Entries from a dataset
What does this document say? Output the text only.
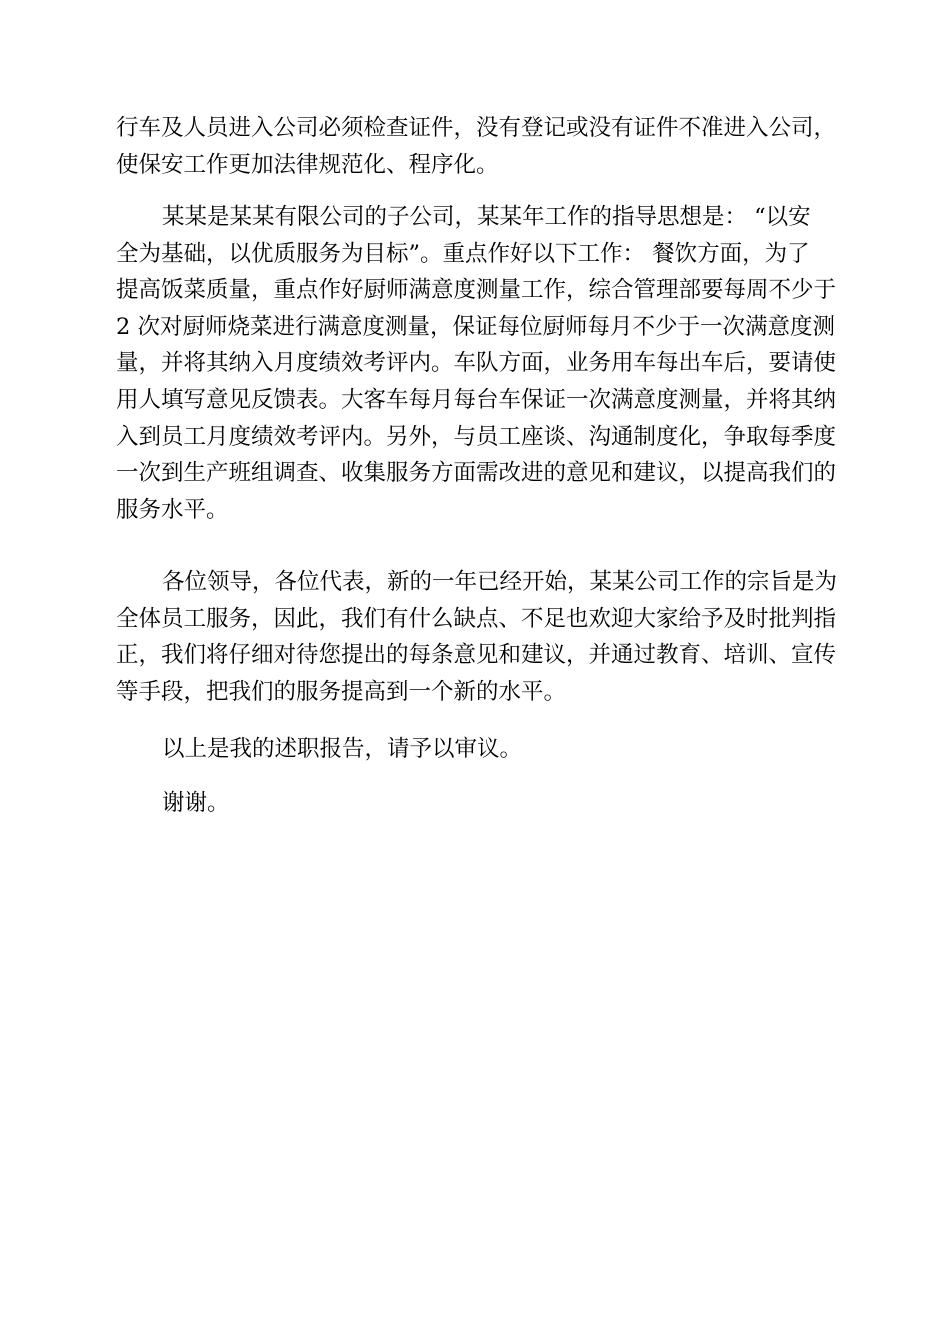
行车及人员进入公司必须检查证件，没有登记或没有证件不准进入公司，
使保安工作更加法律规范化、程序化。

某某是某某有限公司的子公司，某某年工作的指导思想是： “以安
全为基础，以优质服务为目标”。重点作好以下工作： 餐饮方面，为了
提高饭菜质量，重点作好厨师满意度测量工作，综合管理部要每周不少于
2 次对厨师烧菜进行满意度测量，保证每位厨师每月不少于一次满意度测
量，并将其纳入月度绩效考评内。车队方面，业务用车每出车后，要请使
用人填写意见反馈表。大客车每月每台车保证一次满意度测量，并将其纳
入到员工月度绩效考评内。另外，与员工座谈、沟通制度化，争取每季度
一次到生产班组调查、收集服务方面需改进的意见和建议，以提高我们的
服务水平。

各位领导，各位代表，新的一年已经开始，某某公司工作的宗旨是为
全体员工服务，因此，我们有什么缺点、不足也欢迎大家给予及时批判指
正，我们将仔细对待您提出的每条意见和建议，并通过教育、培训、宣传
等手段，把我们的服务提高到一个新的水平。

以上是我的述职报告，请予以审议。

谢谢。
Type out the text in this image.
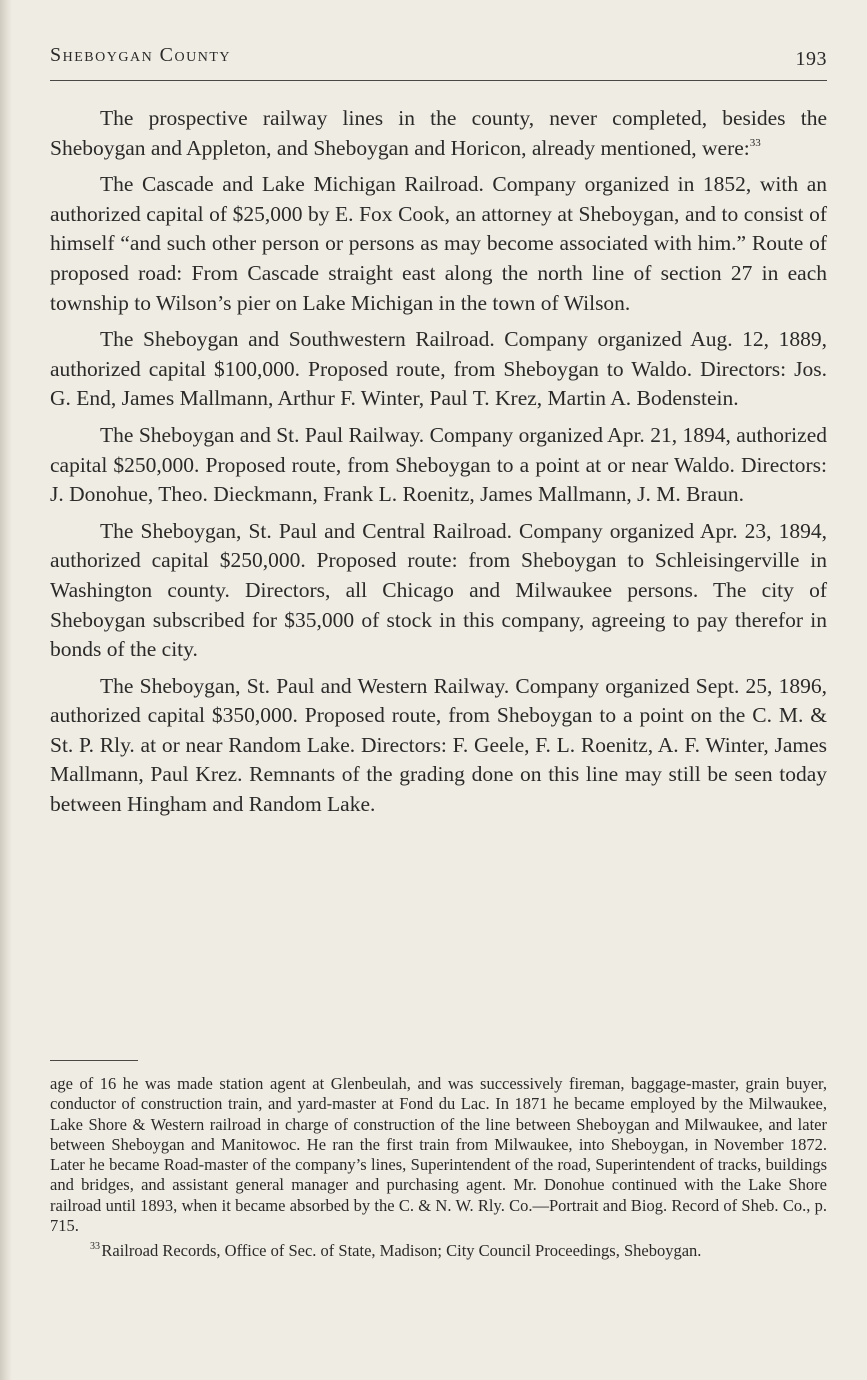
Sheboygan County	193

The prospective railway lines in the county, never completed, besides the Sheboygan and Appleton, and Sheboygan and Horicon, already mentioned, were:$^{33}$

The Cascade and Lake Michigan Railroad. Company organized in 1852, with an authorized capital of $25,000 by E. Fox Cook, an attorney at Sheboygan, and to consist of himself “and such other person or persons as may become associated with him.” Route of proposed road: From Cascade straight east along the north line of section 27 in each township to Wilson’s pier on Lake Michigan in the town of Wilson.

The Sheboygan and Southwestern Railroad. Company organized Aug. 12, 1889, authorized capital $100,000. Proposed route, from Sheboygan to Waldo. Directors: Jos. G. End, James Mallmann, Arthur F. Winter, Paul T. Krez, Martin A. Bodenstein.

The Sheboygan and St. Paul Railway. Company organized Apr. 21, 1894, authorized capital $250,000. Proposed route, from Sheboygan to a point at or near Waldo. Directors: J. Donohue, Theo. Dieckmann, Frank L. Roenitz, James Mallmann, J. M. Braun.

The Sheboygan, St. Paul and Central Railroad. Company organized Apr. 23, 1894, authorized capital $250,000. Proposed route: from Sheboygan to Schleisingerville in Washington county. Directors, all Chicago and Milwaukee persons. The city of Sheboygan subscribed for $35,000 of stock in this company, agreeing to pay therefor in bonds of the city.

The Sheboygan, St. Paul and Western Railway. Company organized Sept. 25, 1896, authorized capital $350,000. Proposed route, from Sheboygan to a point on the C. M. & St. P. Rly. at or near Random Lake. Directors: F. Geele, F. L. Roenitz, A. F. Winter, James Mallmann, Paul Krez. Remnants of the grading done on this line may still be seen today between Hingham and Random Lake.

age of 16 he was made station agent at Glenbeulah, and was successively fireman, baggage-master, grain buyer, conductor of construction train, and yard-master at Fond du Lac. In 1871 he became employed by the Milwaukee, Lake Shore & Western railroad in charge of construction of the line between Sheboygan and Milwaukee, and later between Sheboygan and Manitowoc. He ran the first train from Milwaukee, into Sheboygan, in November 1872. Later he became Road-master of the company’s lines, Superintendent of the road, Superintendent of tracks, buildings and bridges, and assistant general manager and purchasing agent. Mr. Donohue continued with the Lake Shore railroad until 1893, when it became absorbed by the C. & N. W. Rly. Co.—Portrait and Biog. Record of Sheb. Co., p. 715.

$^{33}$ Railroad Records, Office of Sec. of State, Madison; City Council Proceedings, Sheboygan.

» What to work on
All of the entries above should be duplicated exactly, except for the pictures.

» Expected output
What does this document say? Output the text only.
行车及人员进入公司必须检查证件，没有登记或没有证件不准进入公司，
使保安工作更加法律规范化、程序化。

某某是某某有限公司的子公司，某某年工作的指导思想是： “以安
全为基础，以优质服务为目标”。重点作好以下工作： 餐饮方面，为了
提高饭菜质量，重点作好厨师满意度测量工作，综合管理部要每周不少于
2 次对厨师烧菜进行满意度测量，保证每位厨师每月不少于一次满意度测
量，并将其纳入月度绩效考评内。车队方面，业务用车每出车后，要请使
用人填写意见反馈表。大客车每月每台车保证一次满意度测量，并将其纳
入到员工月度绩效考评内。另外，与员工座谈、沟通制度化，争取每季度
一次到生产班组调查、收集服务方面需改进的意见和建议，以提高我们的
服务水平。

各位领导，各位代表，新的一年已经开始，某某公司工作的宗旨是为
全体员工服务，因此，我们有什么缺点、不足也欢迎大家给予及时批判指
正，我们将仔细对待您提出的每条意见和建议，并通过教育、培训、宣传
等手段，把我们的服务提高到一个新的水平。

以上是我的述职报告，请予以审议。

谢谢。
Type out the text in this image.
Sheboygan County	193

The prospective railway lines in the county, never completed, besides the Sheboygan and Appleton, and Sheboygan and Horicon, already mentioned, were:$^{33}$

The Cascade and Lake Michigan Railroad. Company organized in 1852, with an authorized capital of $25,000 by E. Fox Cook, an attorney at Sheboygan, and to consist of himself “and such other person or persons as may become associated with him.” Route of proposed road: From Cascade straight east along the north line of section 27 in each township to Wilson’s pier on Lake Michigan in the town of Wilson.

The Sheboygan and Southwestern Railroad. Company organized Aug. 12, 1889, authorized capital $100,000. Proposed route, from Sheboygan to Waldo. Directors: Jos. G. End, James Mallmann, Arthur F. Winter, Paul T. Krez, Martin A. Bodenstein.

The Sheboygan and St. Paul Railway. Company organized Apr. 21, 1894, authorized capital $250,000. Proposed route, from Sheboygan to a point at or near Waldo. Directors: J. Donohue, Theo. Dieckmann, Frank L. Roenitz, James Mallmann, J. M. Braun.

The Sheboygan, St. Paul and Central Railroad. Company organized Apr. 23, 1894, authorized capital $250,000. Proposed route: from Sheboygan to Schleisingerville in Washington county. Directors, all Chicago and Milwaukee persons. The city of Sheboygan subscribed for $35,000 of stock in this company, agreeing to pay therefor in bonds of the city.

The Sheboygan, St. Paul and Western Railway. Company organized Sept. 25, 1896, authorized capital $350,000. Proposed route, from Sheboygan to a point on the C. M. & St. P. Rly. at or near Random Lake. Directors: F. Geele, F. L. Roenitz, A. F. Winter, James Mallmann, Paul Krez. Remnants of the grading done on this line may still be seen today between Hingham and Random Lake.

age of 16 he was made station agent at Glenbeulah, and was successively fireman, baggage-master, grain buyer, conductor of construction train, and yard-master at Fond du Lac. In 1871 he became employed by the Milwaukee, Lake Shore & Western railroad in charge of construction of the line between Sheboygan and Milwaukee, and later between Sheboygan and Manitowoc. He ran the first train from Milwaukee, into Sheboygan, in November 1872. Later he became Road-master of the company’s lines, Superintendent of the road, Superintendent of tracks, buildings and bridges, and assistant general manager and purchasing agent. Mr. Donohue continued with the Lake Shore railroad until 1893, when it became absorbed by the C. & N. W. Rly. Co.—Portrait and Biog. Record of Sheb. Co., p. 715.

$^{33}$ Railroad Records, Office of Sec. of State, Madison; City Council Proceedings, Sheboygan.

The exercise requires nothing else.